• **PROVIDED INFORMATION**:

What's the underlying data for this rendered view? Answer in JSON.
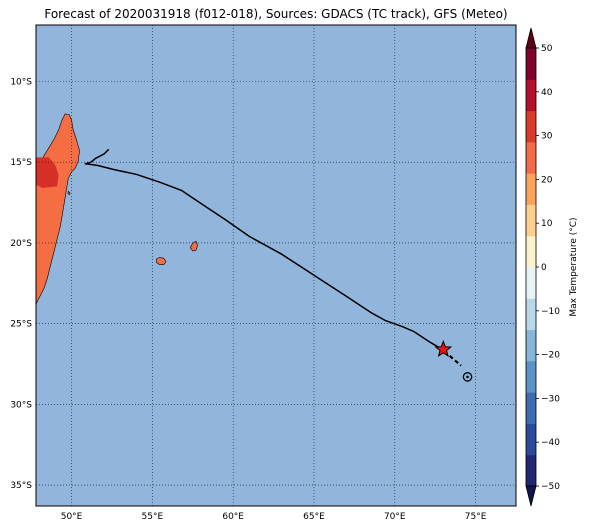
{
  "title": "Forecast of 2020031918 (f012-018), Sources: GDACS (TC track), GFS (Meteo)",
  "map": {
    "lon_range": [
      47.8,
      77.5
    ],
    "lat_range": [
      -36.3,
      -6.5
    ],
    "ocean_color": "#92b5db",
    "grid": "dotted",
    "lon_ticks": [
      {
        "value": 50,
        "label": "50°E"
      },
      {
        "value": 55,
        "label": "55°E"
      },
      {
        "value": 60,
        "label": "60°E"
      },
      {
        "value": 65,
        "label": "65°E"
      },
      {
        "value": 70,
        "label": "70°E"
      },
      {
        "value": 75,
        "label": "75°E"
      }
    ],
    "lat_ticks": [
      {
        "value": -10,
        "label": "10°S"
      },
      {
        "value": -15,
        "label": "15°S"
      },
      {
        "value": -20,
        "label": "20°S"
      },
      {
        "value": -25,
        "label": "25°S"
      },
      {
        "value": -30,
        "label": "30°S"
      },
      {
        "value": -35,
        "label": "35°S"
      }
    ],
    "land": [
      {
        "name": "Madagascar",
        "color": "#f46d43",
        "outline": [
          [
            47.8,
            -16.2
          ],
          [
            48.0,
            -15.2
          ],
          [
            48.3,
            -14.6
          ],
          [
            48.6,
            -14.1
          ],
          [
            48.9,
            -13.6
          ],
          [
            49.2,
            -13.0
          ],
          [
            49.4,
            -12.4
          ],
          [
            49.6,
            -12.0
          ],
          [
            49.85,
            -12.05
          ],
          [
            50.0,
            -12.4
          ],
          [
            50.1,
            -13.0
          ],
          [
            50.3,
            -13.6
          ],
          [
            50.5,
            -14.3
          ],
          [
            50.4,
            -15.0
          ],
          [
            50.2,
            -15.4
          ],
          [
            50.0,
            -15.6
          ],
          [
            49.8,
            -16.0
          ],
          [
            49.7,
            -16.6
          ],
          [
            49.6,
            -17.2
          ],
          [
            49.5,
            -17.8
          ],
          [
            49.4,
            -18.4
          ],
          [
            49.3,
            -19.0
          ],
          [
            49.1,
            -19.8
          ],
          [
            48.9,
            -20.6
          ],
          [
            48.7,
            -21.4
          ],
          [
            48.5,
            -22.2
          ],
          [
            48.3,
            -22.8
          ],
          [
            48.1,
            -23.2
          ],
          [
            47.9,
            -23.6
          ],
          [
            47.8,
            -23.8
          ]
        ]
      },
      {
        "name": "Reunion",
        "color": "#f46d43",
        "outline": [
          [
            55.25,
            -21.0
          ],
          [
            55.45,
            -20.9
          ],
          [
            55.7,
            -20.95
          ],
          [
            55.85,
            -21.15
          ],
          [
            55.7,
            -21.35
          ],
          [
            55.45,
            -21.35
          ],
          [
            55.25,
            -21.2
          ]
        ]
      },
      {
        "name": "Mauritius",
        "color": "#f46d43",
        "outline": [
          [
            57.5,
            -20.0
          ],
          [
            57.7,
            -19.9
          ],
          [
            57.8,
            -20.15
          ],
          [
            57.7,
            -20.45
          ],
          [
            57.5,
            -20.5
          ],
          [
            57.35,
            -20.3
          ]
        ]
      },
      {
        "name": "Ile Sainte-Marie",
        "color": "#f46d43",
        "outline": [
          [
            49.8,
            -16.8
          ],
          [
            49.9,
            -16.9
          ],
          [
            49.88,
            -17.0
          ],
          [
            49.78,
            -16.95
          ]
        ]
      }
    ],
    "warm_patches": [
      {
        "color": "#d73027",
        "outline": [
          [
            47.8,
            -14.7
          ],
          [
            48.6,
            -14.7
          ],
          [
            49.0,
            -15.2
          ],
          [
            49.2,
            -15.8
          ],
          [
            49.1,
            -16.5
          ],
          [
            48.2,
            -16.6
          ],
          [
            47.8,
            -16.4
          ]
        ]
      }
    ],
    "track": {
      "coords": [
        [
          52.3,
          -14.2
        ],
        [
          52.0,
          -14.5
        ],
        [
          51.5,
          -14.75
        ],
        [
          51.2,
          -15.0
        ],
        [
          50.85,
          -15.1
        ],
        [
          51.6,
          -15.2
        ],
        [
          52.6,
          -15.45
        ],
        [
          54.0,
          -15.75
        ],
        [
          55.5,
          -16.25
        ],
        [
          56.8,
          -16.75
        ],
        [
          58.0,
          -17.55
        ],
        [
          59.5,
          -18.55
        ],
        [
          61.0,
          -19.6
        ],
        [
          63.0,
          -20.7
        ],
        [
          65.0,
          -22.0
        ],
        [
          67.0,
          -23.3
        ],
        [
          68.5,
          -24.3
        ],
        [
          69.4,
          -24.8
        ],
        [
          70.5,
          -25.2
        ],
        [
          71.2,
          -25.5
        ],
        [
          72.1,
          -26.1
        ],
        [
          72.6,
          -26.4
        ],
        [
          73.0,
          -26.6
        ]
      ],
      "forecast": [
        [
          73.4,
          -27.0
        ],
        [
          74.1,
          -27.6
        ]
      ],
      "color": "#000000"
    },
    "current_position": {
      "lon": 73.0,
      "lat": -26.6,
      "color": "#e8150e"
    },
    "forecast_position": {
      "lon": 74.5,
      "lat": -28.3
    }
  },
  "colorbar": {
    "label": "Max Temperature (°C)",
    "range": [
      -50,
      50
    ],
    "ticks": [
      {
        "value": 50,
        "label": "50"
      },
      {
        "value": 40,
        "label": "40"
      },
      {
        "value": 30,
        "label": "30"
      },
      {
        "value": 20,
        "label": "20"
      },
      {
        "value": 10,
        "label": "10"
      },
      {
        "value": 0,
        "label": "0"
      },
      {
        "value": -10,
        "label": "−10"
      },
      {
        "value": -20,
        "label": "−20"
      },
      {
        "value": -30,
        "label": "−30"
      },
      {
        "value": -40,
        "label": "−40"
      },
      {
        "value": -50,
        "label": "−50"
      }
    ],
    "colors": [
      "#202870",
      "#2c4a9a",
      "#3d6cb0",
      "#5a93c6",
      "#85b5d8",
      "#b6d8ea",
      "#e6f4f8",
      "#fcf2cc",
      "#fdcf8e",
      "#f9a35d",
      "#ef6c44",
      "#d93a2a",
      "#b01329",
      "#7f0028"
    ],
    "under_color": "#0f1650",
    "over_color": "#5c0018"
  }
}
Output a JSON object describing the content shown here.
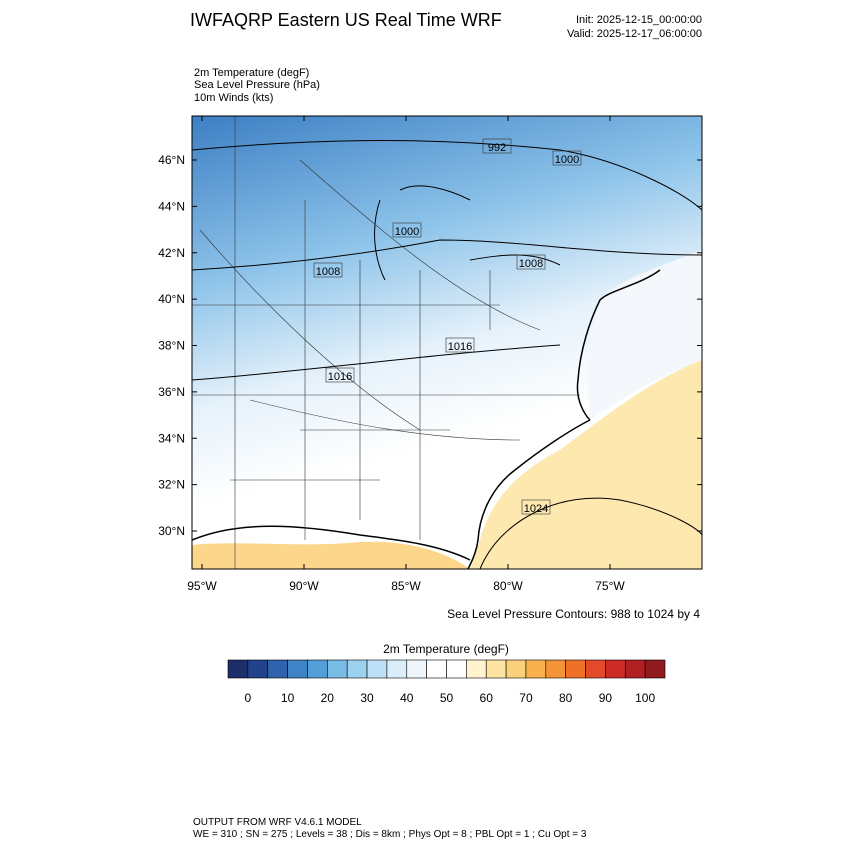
{
  "header": {
    "title": "IWFAQRP Eastern US Real Time WRF",
    "init": "Init: 2025-12-15_00:00:00",
    "valid": "Valid: 2025-12-17_06:00:00"
  },
  "fields": [
    "2m Temperature   (degF)",
    "Sea Level Pressure   (hPa)",
    "10m Winds   (kts)"
  ],
  "map": {
    "lat_ticks": [
      {
        "value": 30,
        "label": "30°N"
      },
      {
        "value": 32,
        "label": "32°N"
      },
      {
        "value": 34,
        "label": "34°N"
      },
      {
        "value": 36,
        "label": "36°N"
      },
      {
        "value": 38,
        "label": "38°N"
      },
      {
        "value": 40,
        "label": "40°N"
      },
      {
        "value": 42,
        "label": "42°N"
      },
      {
        "value": 44,
        "label": "44°N"
      },
      {
        "value": 46,
        "label": "46°N"
      }
    ],
    "lon_ticks": [
      {
        "value": -95,
        "label": "95°W"
      },
      {
        "value": -90,
        "label": "90°W"
      },
      {
        "value": -85,
        "label": "85°W"
      },
      {
        "value": -80,
        "label": "80°W"
      },
      {
        "value": -75,
        "label": "75°W"
      }
    ],
    "contour_labels": [
      992,
      1000,
      1000,
      1008,
      1008,
      1016,
      1016,
      1024
    ]
  },
  "contour_note": "Sea Level Pressure Contours: 988 to 1024 by 4",
  "colorbar": {
    "title": "2m Temperature  (degF)",
    "colors": [
      "#1c2f6b",
      "#23428c",
      "#2f63ad",
      "#3f82c5",
      "#559fd8",
      "#79bce6",
      "#9dd1f0",
      "#bde0f6",
      "#d9edfa",
      "#eef6fc",
      "#ffffff",
      "#ffffff",
      "#fff3d0",
      "#fde4a3",
      "#fbd07a",
      "#f8b14e",
      "#f59436",
      "#ef7027",
      "#e24a2a",
      "#cc2b26",
      "#b01f22",
      "#901a1d"
    ],
    "ticks": [
      0,
      10,
      20,
      30,
      40,
      50,
      60,
      70,
      80,
      90,
      100
    ]
  },
  "footer": [
    "OUTPUT FROM WRF V4.6.1 MODEL",
    "WE = 310 ; SN = 275 ; Levels = 38 ; Dis = 8km ; Phys Opt = 8 ; PBL Opt = 1 ; Cu Opt = 3"
  ]
}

• **THE EXERCISE**: Starting at the line that contains "Output a JSON", write out every line through the final line of the entries, word for word; skip any pictures.

• **RESPONSE FOR THIS EXERCISE**:
Output a JSON object describing the content shown here.
{
  "header": {
    "title": "IWFAQRP Eastern US Real Time WRF",
    "init": "Init: 2025-12-15_00:00:00",
    "valid": "Valid: 2025-12-17_06:00:00"
  },
  "fields": [
    "2m Temperature   (degF)",
    "Sea Level Pressure   (hPa)",
    "10m Winds   (kts)"
  ],
  "map": {
    "lat_ticks": [
      {
        "value": 30,
        "label": "30°N"
      },
      {
        "value": 32,
        "label": "32°N"
      },
      {
        "value": 34,
        "label": "34°N"
      },
      {
        "value": 36,
        "label": "36°N"
      },
      {
        "value": 38,
        "label": "38°N"
      },
      {
        "value": 40,
        "label": "40°N"
      },
      {
        "value": 42,
        "label": "42°N"
      },
      {
        "value": 44,
        "label": "44°N"
      },
      {
        "value": 46,
        "label": "46°N"
      }
    ],
    "lon_ticks": [
      {
        "value": -95,
        "label": "95°W"
      },
      {
        "value": -90,
        "label": "90°W"
      },
      {
        "value": -85,
        "label": "85°W"
      },
      {
        "value": -80,
        "label": "80°W"
      },
      {
        "value": -75,
        "label": "75°W"
      }
    ],
    "contour_labels": [
      992,
      1000,
      1000,
      1008,
      1008,
      1016,
      1016,
      1024
    ]
  },
  "contour_note": "Sea Level Pressure Contours: 988 to 1024 by 4",
  "colorbar": {
    "title": "2m Temperature  (degF)",
    "colors": [
      "#1c2f6b",
      "#23428c",
      "#2f63ad",
      "#3f82c5",
      "#559fd8",
      "#79bce6",
      "#9dd1f0",
      "#bde0f6",
      "#d9edfa",
      "#eef6fc",
      "#ffffff",
      "#ffffff",
      "#fff3d0",
      "#fde4a3",
      "#fbd07a",
      "#f8b14e",
      "#f59436",
      "#ef7027",
      "#e24a2a",
      "#cc2b26",
      "#b01f22",
      "#901a1d"
    ],
    "ticks": [
      0,
      10,
      20,
      30,
      40,
      50,
      60,
      70,
      80,
      90,
      100
    ]
  },
  "footer": [
    "OUTPUT FROM WRF V4.6.1 MODEL",
    "WE = 310 ; SN = 275 ; Levels = 38 ; Dis = 8km ; Phys Opt = 8 ; PBL Opt = 1 ; Cu Opt = 3"
  ]
}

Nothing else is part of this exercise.